### EXERCISE AIM
Every line in the listing is to be echoed verbatim.

### INFORMATION SHOWN
════════════════════

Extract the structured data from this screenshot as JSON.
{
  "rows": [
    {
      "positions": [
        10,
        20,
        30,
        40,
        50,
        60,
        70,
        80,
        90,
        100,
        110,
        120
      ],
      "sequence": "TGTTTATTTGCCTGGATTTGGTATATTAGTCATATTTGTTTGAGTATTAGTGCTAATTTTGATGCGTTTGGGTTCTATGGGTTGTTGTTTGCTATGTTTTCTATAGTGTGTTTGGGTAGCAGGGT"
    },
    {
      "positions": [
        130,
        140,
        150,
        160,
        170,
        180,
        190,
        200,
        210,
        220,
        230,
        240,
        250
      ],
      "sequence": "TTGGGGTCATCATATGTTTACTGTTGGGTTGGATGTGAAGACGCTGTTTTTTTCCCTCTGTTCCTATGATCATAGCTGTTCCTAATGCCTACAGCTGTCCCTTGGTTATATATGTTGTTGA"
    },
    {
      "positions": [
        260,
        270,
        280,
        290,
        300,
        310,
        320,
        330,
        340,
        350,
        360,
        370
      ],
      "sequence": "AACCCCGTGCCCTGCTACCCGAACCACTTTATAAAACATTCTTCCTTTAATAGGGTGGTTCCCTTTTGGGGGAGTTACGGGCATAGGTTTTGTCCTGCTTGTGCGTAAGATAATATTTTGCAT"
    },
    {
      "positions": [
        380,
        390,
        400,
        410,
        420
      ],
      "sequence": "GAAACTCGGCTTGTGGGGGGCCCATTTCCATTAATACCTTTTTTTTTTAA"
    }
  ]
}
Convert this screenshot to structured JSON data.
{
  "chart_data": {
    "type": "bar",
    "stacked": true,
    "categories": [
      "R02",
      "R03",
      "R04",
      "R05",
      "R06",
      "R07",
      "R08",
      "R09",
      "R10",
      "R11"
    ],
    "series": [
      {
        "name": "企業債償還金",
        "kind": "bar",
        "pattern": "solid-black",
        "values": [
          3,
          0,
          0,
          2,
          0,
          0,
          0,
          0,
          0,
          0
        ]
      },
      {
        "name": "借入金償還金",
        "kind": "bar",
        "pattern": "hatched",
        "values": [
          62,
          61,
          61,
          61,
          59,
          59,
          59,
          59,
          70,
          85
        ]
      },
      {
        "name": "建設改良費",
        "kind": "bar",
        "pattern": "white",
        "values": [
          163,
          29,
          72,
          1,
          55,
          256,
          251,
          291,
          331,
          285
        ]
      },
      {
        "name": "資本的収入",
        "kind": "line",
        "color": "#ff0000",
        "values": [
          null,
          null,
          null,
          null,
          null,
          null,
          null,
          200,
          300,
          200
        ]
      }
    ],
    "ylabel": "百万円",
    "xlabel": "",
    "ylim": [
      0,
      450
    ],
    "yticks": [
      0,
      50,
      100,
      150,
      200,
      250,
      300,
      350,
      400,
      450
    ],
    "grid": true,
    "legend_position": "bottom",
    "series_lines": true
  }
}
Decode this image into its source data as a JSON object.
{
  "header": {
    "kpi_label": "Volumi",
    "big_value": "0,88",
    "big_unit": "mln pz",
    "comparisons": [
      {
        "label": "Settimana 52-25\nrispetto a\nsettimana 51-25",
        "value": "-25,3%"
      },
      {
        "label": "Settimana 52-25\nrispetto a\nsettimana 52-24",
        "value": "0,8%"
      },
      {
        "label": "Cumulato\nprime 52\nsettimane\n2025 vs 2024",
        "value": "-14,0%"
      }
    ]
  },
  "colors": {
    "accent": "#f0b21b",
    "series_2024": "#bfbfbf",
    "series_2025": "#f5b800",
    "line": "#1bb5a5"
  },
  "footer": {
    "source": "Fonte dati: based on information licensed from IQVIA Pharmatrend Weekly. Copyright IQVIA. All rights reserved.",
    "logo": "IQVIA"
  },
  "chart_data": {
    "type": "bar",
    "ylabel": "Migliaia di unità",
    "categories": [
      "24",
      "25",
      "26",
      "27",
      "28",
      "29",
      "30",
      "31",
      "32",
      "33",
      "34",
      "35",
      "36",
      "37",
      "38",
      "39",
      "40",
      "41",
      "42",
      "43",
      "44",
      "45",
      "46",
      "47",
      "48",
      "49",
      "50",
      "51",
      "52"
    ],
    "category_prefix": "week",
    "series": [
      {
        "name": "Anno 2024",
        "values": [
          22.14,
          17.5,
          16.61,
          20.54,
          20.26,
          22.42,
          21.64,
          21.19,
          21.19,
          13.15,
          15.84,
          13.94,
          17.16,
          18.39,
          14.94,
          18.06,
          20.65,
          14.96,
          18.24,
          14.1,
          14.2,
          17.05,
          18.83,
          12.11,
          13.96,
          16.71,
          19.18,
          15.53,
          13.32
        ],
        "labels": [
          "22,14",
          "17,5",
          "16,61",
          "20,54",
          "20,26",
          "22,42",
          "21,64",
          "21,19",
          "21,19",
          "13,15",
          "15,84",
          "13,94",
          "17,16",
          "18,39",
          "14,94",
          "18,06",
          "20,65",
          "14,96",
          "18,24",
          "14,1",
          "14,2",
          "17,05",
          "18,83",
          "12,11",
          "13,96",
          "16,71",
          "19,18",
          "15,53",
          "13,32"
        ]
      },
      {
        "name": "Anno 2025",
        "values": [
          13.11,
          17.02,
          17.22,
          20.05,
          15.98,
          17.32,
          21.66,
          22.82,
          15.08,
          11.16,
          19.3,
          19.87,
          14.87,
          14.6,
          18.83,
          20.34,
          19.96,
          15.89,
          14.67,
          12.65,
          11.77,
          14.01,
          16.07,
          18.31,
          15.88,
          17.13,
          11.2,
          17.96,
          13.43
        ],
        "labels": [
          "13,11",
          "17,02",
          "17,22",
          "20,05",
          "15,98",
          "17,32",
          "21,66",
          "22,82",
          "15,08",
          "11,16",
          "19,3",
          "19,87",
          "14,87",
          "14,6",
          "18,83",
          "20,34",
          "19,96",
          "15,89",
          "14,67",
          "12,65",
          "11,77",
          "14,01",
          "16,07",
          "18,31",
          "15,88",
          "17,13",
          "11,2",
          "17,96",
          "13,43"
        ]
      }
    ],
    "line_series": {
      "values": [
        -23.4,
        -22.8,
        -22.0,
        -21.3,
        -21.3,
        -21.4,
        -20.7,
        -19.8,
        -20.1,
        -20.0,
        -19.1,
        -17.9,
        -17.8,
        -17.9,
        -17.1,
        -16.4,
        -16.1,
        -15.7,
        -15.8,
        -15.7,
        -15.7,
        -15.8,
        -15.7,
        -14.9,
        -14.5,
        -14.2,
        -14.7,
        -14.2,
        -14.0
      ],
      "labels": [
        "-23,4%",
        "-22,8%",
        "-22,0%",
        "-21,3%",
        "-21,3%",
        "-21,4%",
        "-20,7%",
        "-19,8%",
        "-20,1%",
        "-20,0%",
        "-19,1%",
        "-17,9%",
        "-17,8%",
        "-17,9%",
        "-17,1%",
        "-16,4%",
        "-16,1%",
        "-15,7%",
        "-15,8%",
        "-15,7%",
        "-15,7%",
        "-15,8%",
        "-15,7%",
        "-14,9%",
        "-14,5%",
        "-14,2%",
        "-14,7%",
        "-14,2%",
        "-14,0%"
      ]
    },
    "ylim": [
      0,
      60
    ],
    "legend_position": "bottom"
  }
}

════════════════════

### RESULT BELOW
Extract the structured data from this screenshot as JSON.
{
  "rows": [
    {
      "positions": [
        10,
        20,
        30,
        40,
        50,
        60,
        70,
        80,
        90,
        100,
        110,
        120
      ],
      "sequence": "TGTTTATTTGCCTGGATTTGGTATATTAGTCATATTTGTTTGAGTATTAGTGCTAATTTTGATGCGTTTGGGTTCTATGGGTTGTTGTTTGCTATGTTTTCTATAGTGTGTTTGGGTAGCAGGGT"
    },
    {
      "positions": [
        130,
        140,
        150,
        160,
        170,
        180,
        190,
        200,
        210,
        220,
        230,
        240,
        250
      ],
      "sequence": "TTGGGGTCATCATATGTTTACTGTTGGGTTGGATGTGAAGACGCTGTTTTTTTCCCTCTGTTCCTATGATCATAGCTGTTCCTAATGCCTACAGCTGTCCCTTGGTTATATATGTTGTTGA"
    },
    {
      "positions": [
        260,
        270,
        280,
        290,
        300,
        310,
        320,
        330,
        340,
        350,
        360,
        370
      ],
      "sequence": "AACCCCGTGCCCTGCTACCCGAACCACTTTATAAAACATTCTTCCTTTAATAGGGTGGTTCCCTTTTGGGGGAGTTACGGGCATAGGTTTTGTCCTGCTTGTGCGTAAGATAATATTTTGCAT"
    },
    {
      "positions": [
        380,
        390,
        400,
        410,
        420
      ],
      "sequence": "GAAACTCGGCTTGTGGGGGGCCCATTTCCATTAATACCTTTTTTTTTTAA"
    }
  ]
}
Convert this screenshot to structured JSON data.
{
  "chart_data": {
    "type": "bar",
    "stacked": true,
    "categories": [
      "R02",
      "R03",
      "R04",
      "R05",
      "R06",
      "R07",
      "R08",
      "R09",
      "R10",
      "R11"
    ],
    "series": [
      {
        "name": "企業債償還金",
        "kind": "bar",
        "pattern": "solid-black",
        "values": [
          3,
          0,
          0,
          2,
          0,
          0,
          0,
          0,
          0,
          0
        ]
      },
      {
        "name": "借入金償還金",
        "kind": "bar",
        "pattern": "hatched",
        "values": [
          62,
          61,
          61,
          61,
          59,
          59,
          59,
          59,
          70,
          85
        ]
      },
      {
        "name": "建設改良費",
        "kind": "bar",
        "pattern": "white",
        "values": [
          163,
          29,
          72,
          1,
          55,
          256,
          251,
          291,
          331,
          285
        ]
      },
      {
        "name": "資本的収入",
        "kind": "line",
        "color": "#ff0000",
        "values": [
          null,
          null,
          null,
          null,
          null,
          null,
          null,
          200,
          300,
          200
        ]
      }
    ],
    "ylabel": "百万円",
    "xlabel": "",
    "ylim": [
      0,
      450
    ],
    "yticks": [
      0,
      50,
      100,
      150,
      200,
      250,
      300,
      350,
      400,
      450
    ],
    "grid": true,
    "legend_position": "bottom",
    "series_lines": true
  }
}
Decode this image into its source data as a JSON object.
{
  "header": {
    "kpi_label": "Volumi",
    "big_value": "0,88",
    "big_unit": "mln pz",
    "comparisons": [
      {
        "label": "Settimana 52-25\nrispetto a\nsettimana 51-25",
        "value": "-25,3%"
      },
      {
        "label": "Settimana 52-25\nrispetto a\nsettimana 52-24",
        "value": "0,8%"
      },
      {
        "label": "Cumulato\nprime 52\nsettimane\n2025 vs 2024",
        "value": "-14,0%"
      }
    ]
  },
  "colors": {
    "accent": "#f0b21b",
    "series_2024": "#bfbfbf",
    "series_2025": "#f5b800",
    "line": "#1bb5a5"
  },
  "footer": {
    "source": "Fonte dati: based on information licensed from IQVIA Pharmatrend Weekly. Copyright IQVIA. All rights reserved.",
    "logo": "IQVIA"
  },
  "chart_data": {
    "type": "bar",
    "ylabel": "Migliaia di unità",
    "categories": [
      "24",
      "25",
      "26",
      "27",
      "28",
      "29",
      "30",
      "31",
      "32",
      "33",
      "34",
      "35",
      "36",
      "37",
      "38",
      "39",
      "40",
      "41",
      "42",
      "43",
      "44",
      "45",
      "46",
      "47",
      "48",
      "49",
      "50",
      "51",
      "52"
    ],
    "category_prefix": "week",
    "series": [
      {
        "name": "Anno 2024",
        "values": [
          22.14,
          17.5,
          16.61,
          20.54,
          20.26,
          22.42,
          21.64,
          21.19,
          21.19,
          13.15,
          15.84,
          13.94,
          17.16,
          18.39,
          14.94,
          18.06,
          20.65,
          14.96,
          18.24,
          14.1,
          14.2,
          17.05,
          18.83,
          12.11,
          13.96,
          16.71,
          19.18,
          15.53,
          13.32
        ],
        "labels": [
          "22,14",
          "17,5",
          "16,61",
          "20,54",
          "20,26",
          "22,42",
          "21,64",
          "21,19",
          "21,19",
          "13,15",
          "15,84",
          "13,94",
          "17,16",
          "18,39",
          "14,94",
          "18,06",
          "20,65",
          "14,96",
          "18,24",
          "14,1",
          "14,2",
          "17,05",
          "18,83",
          "12,11",
          "13,96",
          "16,71",
          "19,18",
          "15,53",
          "13,32"
        ]
      },
      {
        "name": "Anno 2025",
        "values": [
          13.11,
          17.02,
          17.22,
          20.05,
          15.98,
          17.32,
          21.66,
          22.82,
          15.08,
          11.16,
          19.3,
          19.87,
          14.87,
          14.6,
          18.83,
          20.34,
          19.96,
          15.89,
          14.67,
          12.65,
          11.77,
          14.01,
          16.07,
          18.31,
          15.88,
          17.13,
          11.2,
          17.96,
          13.43
        ],
        "labels": [
          "13,11",
          "17,02",
          "17,22",
          "20,05",
          "15,98",
          "17,32",
          "21,66",
          "22,82",
          "15,08",
          "11,16",
          "19,3",
          "19,87",
          "14,87",
          "14,6",
          "18,83",
          "20,34",
          "19,96",
          "15,89",
          "14,67",
          "12,65",
          "11,77",
          "14,01",
          "16,07",
          "18,31",
          "15,88",
          "17,13",
          "11,2",
          "17,96",
          "13,43"
        ]
      }
    ],
    "line_series": {
      "values": [
        -23.4,
        -22.8,
        -22.0,
        -21.3,
        -21.3,
        -21.4,
        -20.7,
        -19.8,
        -20.1,
        -20.0,
        -19.1,
        -17.9,
        -17.8,
        -17.9,
        -17.1,
        -16.4,
        -16.1,
        -15.7,
        -15.8,
        -15.7,
        -15.7,
        -15.8,
        -15.7,
        -14.9,
        -14.5,
        -14.2,
        -14.7,
        -14.2,
        -14.0
      ],
      "labels": [
        "-23,4%",
        "-22,8%",
        "-22,0%",
        "-21,3%",
        "-21,3%",
        "-21,4%",
        "-20,7%",
        "-19,8%",
        "-20,1%",
        "-20,0%",
        "-19,1%",
        "-17,9%",
        "-17,8%",
        "-17,9%",
        "-17,1%",
        "-16,4%",
        "-16,1%",
        "-15,7%",
        "-15,8%",
        "-15,7%",
        "-15,7%",
        "-15,8%",
        "-15,7%",
        "-14,9%",
        "-14,5%",
        "-14,2%",
        "-14,7%",
        "-14,2%",
        "-14,0%"
      ]
    },
    "ylim": [
      0,
      60
    ],
    "legend_position": "bottom"
  }
}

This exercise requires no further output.